## The task
All lines holding the word "GAROFALO" should be located in the records and copied.

## Given data
=-=-=-=-=

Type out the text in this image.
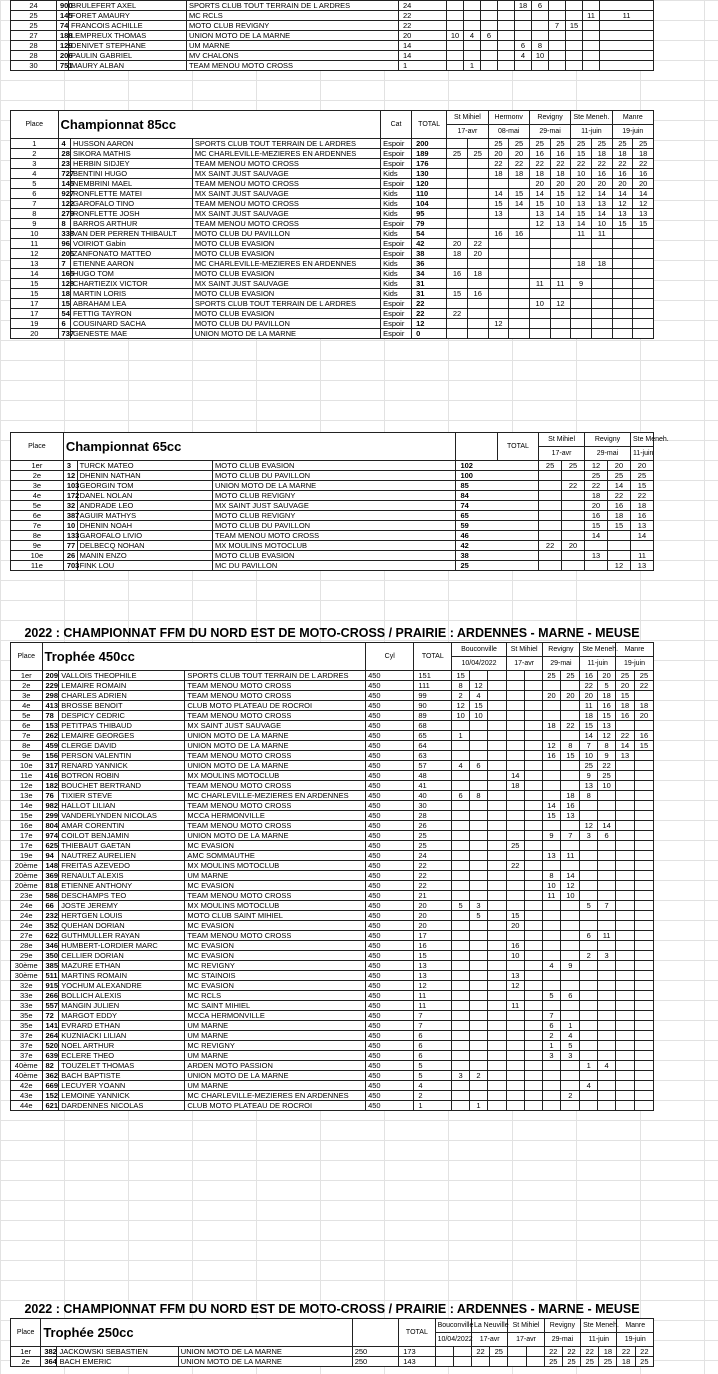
24	900	BRULEFERT AXEL	SPORTS CLUB TOUT TERRAIN DE L ARDRES	24					18	6				
25	145	FORET AMAURY	MC RCLS	22									11	11
25	74	FRANCOIS ACHILLE	MOTO CLUB REVIGNY	22							7	15		
27	188	LEMPREUX THOMAS	UNION MOTO DE LA MARNE	20	10	4	6							
28	129	DENIVET STEPHANE	UM MARNE	14					6	8				
28	206	PAULIN GABRIEL	MV CHALONS	14					4	10				
30	751	MAURY ALBAN	TEAM MENOU MOTO CROSS	1		1								
Place	Championnat 85cc			Cat	TOTAL	St Mihiel		Hermonv		Revigny		Ste Meneh.		Manre	
						17-avr		08-mai		29-mai		11-juin		19-juin	
1	4	HUSSON AARON	SPORTS CLUB TOUT TERRAIN DE L ARDRES	Espoir	200			25	25	25	25	25	25	25	25
2	28	SIKORA MATHIS	MC CHARLEVILLE-MEZIERES EN ARDENNES	Espoir	189	25	25	20	20	16	16	15	18	18	18
3	23	HERBIN SIDJEY	TEAM MENOU MOTO CROSS	Espoir	176			22	22	22	22	22	22	22	22
4	727	BENTINI HUGO	MX SAINT JUST SAUVAGE	Kids	130			18	18	18	18	10	16	16	16
5	145	NEMBRINI MAEL	TEAM MENOU MOTO CROSS	Espoir	120					20	20	20	20	20	20
6	927	RONFLETTE MATEI	MX SAINT JUST SAUVAGE	Kids	110			14	15	14	15	12	14	14	14
7	122	GAROFALO TINO	TEAM MENOU MOTO CROSS	Kids	104			15	14	15	10	13	13	12	12
8	279	RONFLETTE JOSH	MX SAINT JUST SAUVAGE	Kids	95			13		13	14	15	14	13	13
9	8	BARROS ARTHUR	TEAM MENOU MOTO CROSS	Espoir	79					12	13	14	10	15	15
10	338	VAN DER PERREN THIBAULT	MOTO CLUB DU PAVILLON	Kids	54			16	16			11	11		
11	96	VOIRIOT Gabin	MOTO CLUB EVASION	Espoir	42	20	22								
12	205	ZANFONATO MATTEO	MOTO CLUB EVASION	Espoir	38	18	20								
13	7	ETIENNE AARON	MC CHARLEVILLE-MEZIERES EN ARDENNES	Kids	36							18	18		
14	165	HUGO TOM	MOTO CLUB EVASION	Kids	34	16	18								
15	128	CHARTIEZIX VICTOR	MX SAINT JUST SAUVAGE	Kids	31					11	11	9			
15	18	MARTIN LORIS	MOTO CLUB EVASION	Kids	31	15	16								
17	15	ABRAHAM LEA	SPORTS CLUB TOUT TERRAIN DE L ARDRES	Espoir	22					10	12				
17	54	FETTIG TAYRON	MOTO CLUB EVASION	Espoir	22	22									
19	6	COUSINARD SACHA	MOTO CLUB DU PAVILLON	Espoir	12			12							
20	737	GENESTE MAE	UNION MOTO DE LA MARNE	Espoir	0										
Place	Championnat 65cc				TOTAL	St Mihiel		Revigny		Ste Meneh.
						17-avr		29-mai		11-juin
1er	3	TURCK MATEO	MOTO CLUB EVASION	102		25	25	12	20	20
2e	12	DHENIN NATHAN	MOTO CLUB DU PAVILLON	100				25	25	25
3e	103	GEORGIN TOM	UNION MOTO DE LA MARNE	85			22	22	14	15
4e	172	DANEL NOLAN	MOTO CLUB REVIGNY	84				18	22	22
5e	32	ANDRADE LEO	MX SAINT JUST SAUVAGE	74				20	16	18
6e	387	AGUIR MATHYS	MOTO CLUB REVIGNY	65				16	18	16
7e	10	DHENIN NOAH	MOTO CLUB DU PAVILLON	59				15	15	13
8e	133	GAROFALO LIVIO	TEAM MENOU MOTO CROSS	46				14		14
9e	77	DELBECQ NOHAN	MX MOULINS MOTOCLUB	42		22	20			
10e	26	MANIN ENZO	MOTO CLUB EVASION	38				13		11
11e	703	FINK LOU	MC DU PAVILLON	25					12	13
2022 : CHAMPIONNAT FFM DU NORD EST DE MOTO-CROSS / PRAIRIE : ARDENNES - MARNE - MEUSE
Place	Trophée 450cc			Cyl	TOTAL	Bouconville			St Mihiel		Revigny		Ste Meneh.		Manre	
						10/04/2022			17-avr		29-mai		11-juin		19-juin	
1er	209	VALLOIS THEOPHILE	SPORTS CLUB TOUT TERRAIN DE L ARDRES	450	151	15					25	25	16	20	25	25
2e	229	LEMAIRE ROMAIN	TEAM MENOU MOTO CROSS	450	111	8	12						22	5	20	22
3e	298	CHARLES ADRIEN	TEAM MENOU MOTO CROSS	450	99	2	4				20	20	20	18	15	
4e	413	BROSSE BENOIT	CLUB MOTO PLATEAU DE ROCROI	450	90	12	15						11	16	18	18
5e	78	DESPICY CEDRIC	TEAM MENOU MOTO CROSS	450	89	10	10						18	15	16	20
6e	153	PETITPAS THIBAUD	MX SAINT JUST SAUVAGE	450	68						18	22	15	13		
7e	262	LEMAIRE GEORGES	UNION MOTO DE LA MARNE	450	65	1							14	12	22	16
8e	459	CLERGE DAVID	UNION MOTO DE LA MARNE	450	64						12	8	7	8	14	15
9e	156	PERSON VALENTIN	TEAM MENOU MOTO CROSS	450	63						16	15	10	9	13	
10e	317	RENARD YANNICK	UNION MOTO DE LA MARNE	450	57	4	6						25	22		
11e	416	BOTRON ROBIN	MX MOULINS MOTOCLUB	450	48				14				9	25		
12e	182	BOUCHET BERTRAND	TEAM MENOU MOTO CROSS	450	41				18				13	10		
13e	76	TIXIER STEVE	MC CHARLEVILLE-MEZIERES EN ARDENNES	450	40	6	8					18	8			
14e	982	HALLOT LILIAN	TEAM MENOU MOTO CROSS	450	30						14	16				
15e	299	VANDERLYNDEN NICOLAS	MCCA HERMONVILLE	450	28						15	13				
16e	804	AMAR CORENTIN	TEAM MENOU MOTO CROSS	450	26								12	14		
17e	974	COILOT BENJAMIN	UNION MOTO DE LA MARNE	450	25						9	7	3	6		
17e	625	THIEBAUT GAETAN	MC EVASION	450	25				25							
19e	94	NAUTREZ AURELIEN	AMC SOMMAUTHE	450	24						13	11				
20ème	148	FREITAS AZEVEDO	MX MOULINS MOTOCLUB	450	22				22							
20ème	369	RENAULT ALEXIS	UM MARNE	450	22						8	14				
20ème	818	ETIENNE ANTHONY	MC EVASION	450	22						10	12				
23e	586	DESCHAMPS TEO	TEAM MENOU MOTO CROSS	450	21						11	10				
24e	66	JOSTE JEREMY	MX MOULINS MOTOCLUB	450	20	5	3						5	7		
24e	232	HERTGEN LOUIS	MOTO CLUB SAINT MIHIEL	450	20		5		15							
24e	352	QUEHAN DORIAN	MC EVASION	450	20				20							
27e	622	GUTHMULLER RAYAN	TEAM MENOU MOTO CROSS	450	17								6	11		
28e	346	HUMBERT-LORDIER MARC	MC EVASION	450	16				16							
29e	350	CELLIER DORIAN	MC EVASION	450	15				10				2	3		
30ème	385	MAZURE ETHAN	MC REVIGNY	450	13						4	9				
30ème	511	MARTINS ROMAIN	MC STAINOIS	450	13				13							
32e	915	YOCHUM ALEXANDRE	MC EVASION	450	12				12							
33e	266	BOLLICH ALEXIS	MC RCLS	450	11						5	6				
33e	557	MANGIN JULIEN	MC SAINT MIHIEL	450	11				11							
35e	72	MARGOT EDDY	MCCA HERMONVILLE	450	7						7					
35e	141	EVRARD ETHAN	UM MARNE	450	7						6	1				
37e	264	KUZNIACKI LILIAN	UM MARNE	450	6						2	4				
37e	520	NOEL ARTHUR	MC REVIGNY	450	6						1	5				
37e	639	ECLERE THEO	UM MARNE	450	6						3	3				
40ème	82	TOUZELET THOMAS	ARDEN MOTO PASSION	450	5								1	4		
40ème	362	BACH BAPTISTE	UNION MOTO DE LA MARNE	450	5	3	2									
42e	669	LECUYER YOANN	UM MARNE	450	4								4			
43e	152	LEMOINE YANNICK	MC CHARLEVILLE-MEZIERES EN ARDENNES	450	2							2				
44e	621	DARDENNES NICOLAS	CLUB MOTO PLATEAU DE ROCROI	450	1		1									
2022 : CHAMPIONNAT FFM DU NORD EST DE MOTO-CROSS / PRAIRIE : ARDENNES - MARNE - MEUSE
Place	Trophée 250cc				TOTAL	Bouconville		La Neuville		St Mihiel		Revigny		Ste Meneh.		Manre	
						10/04/2022		17-avr		17-avr		29-mai		11-juin		19-juin	
1er	382	JACKOWSKI SEBASTIEN	UNION MOTO DE LA MARNE	250	173			22	25			22	22	22	18	22	22
2e	364	BACH EMERIC	UNION MOTO DE LA MARNE	250	143							25	25	25	25	18	25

=-=-=-=-=

## Expected answer
7	122	GAROFALO TINO	TEAM MENOU MOTO CROSS	Kids	104			15	14	15	10	13	13	12	12
8e	133	GAROFALO LIVIO	TEAM MENOU MOTO CROSS	46				14		14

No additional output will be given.